§ Objective: The records that follow must be reproduced in full, exactly as written.

§ Material supplied:
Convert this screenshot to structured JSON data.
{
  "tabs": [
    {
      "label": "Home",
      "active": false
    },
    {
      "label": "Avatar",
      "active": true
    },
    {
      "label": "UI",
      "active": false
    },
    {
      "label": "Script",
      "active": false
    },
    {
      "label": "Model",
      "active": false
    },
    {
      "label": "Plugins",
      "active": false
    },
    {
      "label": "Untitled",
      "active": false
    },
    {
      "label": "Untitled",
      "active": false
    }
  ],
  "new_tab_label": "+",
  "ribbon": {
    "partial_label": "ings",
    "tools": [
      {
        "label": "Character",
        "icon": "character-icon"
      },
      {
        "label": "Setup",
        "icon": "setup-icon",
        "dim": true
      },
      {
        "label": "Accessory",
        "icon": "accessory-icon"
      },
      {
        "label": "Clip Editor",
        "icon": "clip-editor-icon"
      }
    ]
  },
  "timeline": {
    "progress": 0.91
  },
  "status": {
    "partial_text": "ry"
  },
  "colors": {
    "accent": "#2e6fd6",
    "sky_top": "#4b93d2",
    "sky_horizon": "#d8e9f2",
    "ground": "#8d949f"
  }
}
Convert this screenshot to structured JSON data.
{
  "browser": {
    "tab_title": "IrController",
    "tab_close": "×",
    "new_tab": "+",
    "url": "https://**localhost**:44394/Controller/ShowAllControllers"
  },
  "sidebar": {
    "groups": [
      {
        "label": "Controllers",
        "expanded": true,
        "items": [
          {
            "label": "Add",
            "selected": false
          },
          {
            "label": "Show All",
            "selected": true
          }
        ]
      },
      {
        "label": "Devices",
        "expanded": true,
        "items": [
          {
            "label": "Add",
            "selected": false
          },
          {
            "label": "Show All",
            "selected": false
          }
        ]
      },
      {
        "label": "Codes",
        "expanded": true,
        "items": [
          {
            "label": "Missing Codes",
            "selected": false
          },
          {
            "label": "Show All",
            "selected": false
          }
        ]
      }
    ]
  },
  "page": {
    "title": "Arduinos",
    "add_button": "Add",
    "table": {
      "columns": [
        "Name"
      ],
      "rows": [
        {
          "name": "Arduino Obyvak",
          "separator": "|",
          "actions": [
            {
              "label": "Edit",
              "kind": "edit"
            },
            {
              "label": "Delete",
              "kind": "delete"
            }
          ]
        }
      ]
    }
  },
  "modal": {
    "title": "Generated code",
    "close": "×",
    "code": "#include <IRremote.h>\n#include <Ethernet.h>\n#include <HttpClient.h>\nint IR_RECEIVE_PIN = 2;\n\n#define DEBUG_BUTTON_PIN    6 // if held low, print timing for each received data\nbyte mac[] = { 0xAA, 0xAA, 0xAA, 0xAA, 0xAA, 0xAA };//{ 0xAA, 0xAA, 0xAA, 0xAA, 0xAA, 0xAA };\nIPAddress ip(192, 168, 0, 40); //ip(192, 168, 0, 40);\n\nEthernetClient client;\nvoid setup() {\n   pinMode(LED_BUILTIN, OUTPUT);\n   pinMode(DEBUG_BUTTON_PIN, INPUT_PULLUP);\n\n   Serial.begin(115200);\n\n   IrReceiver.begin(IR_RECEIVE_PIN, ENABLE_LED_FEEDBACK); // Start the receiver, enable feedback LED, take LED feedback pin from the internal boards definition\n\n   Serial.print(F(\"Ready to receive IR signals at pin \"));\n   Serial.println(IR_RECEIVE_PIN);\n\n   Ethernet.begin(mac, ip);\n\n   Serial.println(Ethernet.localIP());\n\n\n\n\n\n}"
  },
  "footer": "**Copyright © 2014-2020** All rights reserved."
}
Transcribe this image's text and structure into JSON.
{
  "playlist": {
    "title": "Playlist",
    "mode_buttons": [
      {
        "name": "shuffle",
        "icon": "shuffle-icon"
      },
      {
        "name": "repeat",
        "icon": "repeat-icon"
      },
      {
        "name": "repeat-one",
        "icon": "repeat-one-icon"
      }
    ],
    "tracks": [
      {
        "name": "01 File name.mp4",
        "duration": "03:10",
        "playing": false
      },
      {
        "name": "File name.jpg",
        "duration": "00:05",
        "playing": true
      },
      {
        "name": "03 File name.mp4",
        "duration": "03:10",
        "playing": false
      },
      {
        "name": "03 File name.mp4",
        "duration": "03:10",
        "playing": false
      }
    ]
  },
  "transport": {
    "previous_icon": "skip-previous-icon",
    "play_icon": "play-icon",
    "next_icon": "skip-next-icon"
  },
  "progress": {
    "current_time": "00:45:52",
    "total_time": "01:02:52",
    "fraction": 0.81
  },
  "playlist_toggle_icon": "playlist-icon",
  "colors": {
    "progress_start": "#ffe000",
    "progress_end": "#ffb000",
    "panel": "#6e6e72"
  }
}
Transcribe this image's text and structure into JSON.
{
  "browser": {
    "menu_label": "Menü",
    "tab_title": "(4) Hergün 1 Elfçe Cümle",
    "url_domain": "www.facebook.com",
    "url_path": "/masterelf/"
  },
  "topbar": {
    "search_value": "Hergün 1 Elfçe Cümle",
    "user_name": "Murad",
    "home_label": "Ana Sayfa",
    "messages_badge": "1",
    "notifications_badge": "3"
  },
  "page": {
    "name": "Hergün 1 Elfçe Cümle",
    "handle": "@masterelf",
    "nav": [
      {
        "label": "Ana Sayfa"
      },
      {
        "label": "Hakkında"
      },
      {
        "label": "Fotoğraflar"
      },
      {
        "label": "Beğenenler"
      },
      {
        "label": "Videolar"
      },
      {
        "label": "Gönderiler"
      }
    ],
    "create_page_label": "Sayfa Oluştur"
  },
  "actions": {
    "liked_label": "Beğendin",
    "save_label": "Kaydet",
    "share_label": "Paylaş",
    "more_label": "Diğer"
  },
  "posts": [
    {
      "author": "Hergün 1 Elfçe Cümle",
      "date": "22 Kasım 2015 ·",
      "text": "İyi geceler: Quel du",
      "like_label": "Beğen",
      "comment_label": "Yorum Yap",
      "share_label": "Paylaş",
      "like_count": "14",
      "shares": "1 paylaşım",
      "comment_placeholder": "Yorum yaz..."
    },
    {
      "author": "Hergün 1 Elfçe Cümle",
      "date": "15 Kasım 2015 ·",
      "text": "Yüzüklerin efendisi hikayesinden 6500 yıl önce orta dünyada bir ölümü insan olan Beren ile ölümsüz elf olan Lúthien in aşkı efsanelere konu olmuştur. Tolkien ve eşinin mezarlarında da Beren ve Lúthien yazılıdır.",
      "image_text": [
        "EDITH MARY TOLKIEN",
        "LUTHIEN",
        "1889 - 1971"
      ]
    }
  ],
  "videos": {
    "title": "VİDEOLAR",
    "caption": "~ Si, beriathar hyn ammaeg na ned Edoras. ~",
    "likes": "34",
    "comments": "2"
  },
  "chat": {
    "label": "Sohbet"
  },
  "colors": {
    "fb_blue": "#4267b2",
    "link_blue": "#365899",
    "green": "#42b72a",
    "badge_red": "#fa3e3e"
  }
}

§ Written response:
Convert this screenshot to structured JSON data.
{
  "tabs": [
    {
      "label": "Home",
      "active": false
    },
    {
      "label": "Avatar",
      "active": true
    },
    {
      "label": "UI",
      "active": false
    },
    {
      "label": "Script",
      "active": false
    },
    {
      "label": "Model",
      "active": false
    },
    {
      "label": "Plugins",
      "active": false
    },
    {
      "label": "Untitled",
      "active": false
    },
    {
      "label": "Untitled",
      "active": false
    }
  ],
  "new_tab_label": "+",
  "ribbon": {
    "partial_label": "ings",
    "tools": [
      {
        "label": "Character",
        "icon": "character-icon"
      },
      {
        "label": "Setup",
        "icon": "setup-icon",
        "dim": true
      },
      {
        "label": "Accessory",
        "icon": "accessory-icon"
      },
      {
        "label": "Clip Editor",
        "icon": "clip-editor-icon"
      }
    ]
  },
  "timeline": {
    "progress": 0.91
  },
  "status": {
    "partial_text": "ry"
  },
  "colors": {
    "accent": "#2e6fd6",
    "sky_top": "#4b93d2",
    "sky_horizon": "#d8e9f2",
    "ground": "#8d949f"
  }
}
Convert this screenshot to structured JSON data.
{
  "browser": {
    "tab_title": "IrController",
    "tab_close": "×",
    "new_tab": "+",
    "url": "https://**localhost**:44394/Controller/ShowAllControllers"
  },
  "sidebar": {
    "groups": [
      {
        "label": "Controllers",
        "expanded": true,
        "items": [
          {
            "label": "Add",
            "selected": false
          },
          {
            "label": "Show All",
            "selected": true
          }
        ]
      },
      {
        "label": "Devices",
        "expanded": true,
        "items": [
          {
            "label": "Add",
            "selected": false
          },
          {
            "label": "Show All",
            "selected": false
          }
        ]
      },
      {
        "label": "Codes",
        "expanded": true,
        "items": [
          {
            "label": "Missing Codes",
            "selected": false
          },
          {
            "label": "Show All",
            "selected": false
          }
        ]
      }
    ]
  },
  "page": {
    "title": "Arduinos",
    "add_button": "Add",
    "table": {
      "columns": [
        "Name"
      ],
      "rows": [
        {
          "name": "Arduino Obyvak",
          "separator": "|",
          "actions": [
            {
              "label": "Edit",
              "kind": "edit"
            },
            {
              "label": "Delete",
              "kind": "delete"
            }
          ]
        }
      ]
    }
  },
  "modal": {
    "title": "Generated code",
    "close": "×",
    "code": "#include <IRremote.h>\n#include <Ethernet.h>\n#include <HttpClient.h>\nint IR_RECEIVE_PIN = 2;\n\n#define DEBUG_BUTTON_PIN    6 // if held low, print timing for each received data\nbyte mac[] = { 0xAA, 0xAA, 0xAA, 0xAA, 0xAA, 0xAA };//{ 0xAA, 0xAA, 0xAA, 0xAA, 0xAA, 0xAA };\nIPAddress ip(192, 168, 0, 40); //ip(192, 168, 0, 40);\n\nEthernetClient client;\nvoid setup() {\n   pinMode(LED_BUILTIN, OUTPUT);\n   pinMode(DEBUG_BUTTON_PIN, INPUT_PULLUP);\n\n   Serial.begin(115200);\n\n   IrReceiver.begin(IR_RECEIVE_PIN, ENABLE_LED_FEEDBACK); // Start the receiver, enable feedback LED, take LED feedback pin from the internal boards definition\n\n   Serial.print(F(\"Ready to receive IR signals at pin \"));\n   Serial.println(IR_RECEIVE_PIN);\n\n   Ethernet.begin(mac, ip);\n\n   Serial.println(Ethernet.localIP());\n\n\n\n\n\n}"
  },
  "footer": "**Copyright © 2014-2020** All rights reserved."
}
Transcribe this image's text and structure into JSON.
{
  "playlist": {
    "title": "Playlist",
    "mode_buttons": [
      {
        "name": "shuffle",
        "icon": "shuffle-icon"
      },
      {
        "name": "repeat",
        "icon": "repeat-icon"
      },
      {
        "name": "repeat-one",
        "icon": "repeat-one-icon"
      }
    ],
    "tracks": [
      {
        "name": "01 File name.mp4",
        "duration": "03:10",
        "playing": false
      },
      {
        "name": "File name.jpg",
        "duration": "00:05",
        "playing": true
      },
      {
        "name": "03 File name.mp4",
        "duration": "03:10",
        "playing": false
      },
      {
        "name": "03 File name.mp4",
        "duration": "03:10",
        "playing": false
      }
    ]
  },
  "transport": {
    "previous_icon": "skip-previous-icon",
    "play_icon": "play-icon",
    "next_icon": "skip-next-icon"
  },
  "progress": {
    "current_time": "00:45:52",
    "total_time": "01:02:52",
    "fraction": 0.81
  },
  "playlist_toggle_icon": "playlist-icon",
  "colors": {
    "progress_start": "#ffe000",
    "progress_end": "#ffb000",
    "panel": "#6e6e72"
  }
}
Transcribe this image's text and structure into JSON.
{
  "browser": {
    "menu_label": "Menü",
    "tab_title": "(4) Hergün 1 Elfçe Cümle",
    "url_domain": "www.facebook.com",
    "url_path": "/masterelf/"
  },
  "topbar": {
    "search_value": "Hergün 1 Elfçe Cümle",
    "user_name": "Murad",
    "home_label": "Ana Sayfa",
    "messages_badge": "1",
    "notifications_badge": "3"
  },
  "page": {
    "name": "Hergün 1 Elfçe Cümle",
    "handle": "@masterelf",
    "nav": [
      {
        "label": "Ana Sayfa"
      },
      {
        "label": "Hakkında"
      },
      {
        "label": "Fotoğraflar"
      },
      {
        "label": "Beğenenler"
      },
      {
        "label": "Videolar"
      },
      {
        "label": "Gönderiler"
      }
    ],
    "create_page_label": "Sayfa Oluştur"
  },
  "actions": {
    "liked_label": "Beğendin",
    "save_label": "Kaydet",
    "share_label": "Paylaş",
    "more_label": "Diğer"
  },
  "posts": [
    {
      "author": "Hergün 1 Elfçe Cümle",
      "date": "22 Kasım 2015 ·",
      "text": "İyi geceler: Quel du",
      "like_label": "Beğen",
      "comment_label": "Yorum Yap",
      "share_label": "Paylaş",
      "like_count": "14",
      "shares": "1 paylaşım",
      "comment_placeholder": "Yorum yaz..."
    },
    {
      "author": "Hergün 1 Elfçe Cümle",
      "date": "15 Kasım 2015 ·",
      "text": "Yüzüklerin efendisi hikayesinden 6500 yıl önce orta dünyada bir ölümü insan olan Beren ile ölümsüz elf olan Lúthien in aşkı efsanelere konu olmuştur. Tolkien ve eşinin mezarlarında da Beren ve Lúthien yazılıdır.",
      "image_text": [
        "EDITH MARY TOLKIEN",
        "LUTHIEN",
        "1889 - 1971"
      ]
    }
  ],
  "videos": {
    "title": "VİDEOLAR",
    "caption": "~ Si, beriathar hyn ammaeg na ned Edoras. ~",
    "likes": "34",
    "comments": "2"
  },
  "chat": {
    "label": "Sohbet"
  },
  "colors": {
    "fb_blue": "#4267b2",
    "link_blue": "#365899",
    "green": "#42b72a",
    "badge_red": "#fa3e3e"
  }
}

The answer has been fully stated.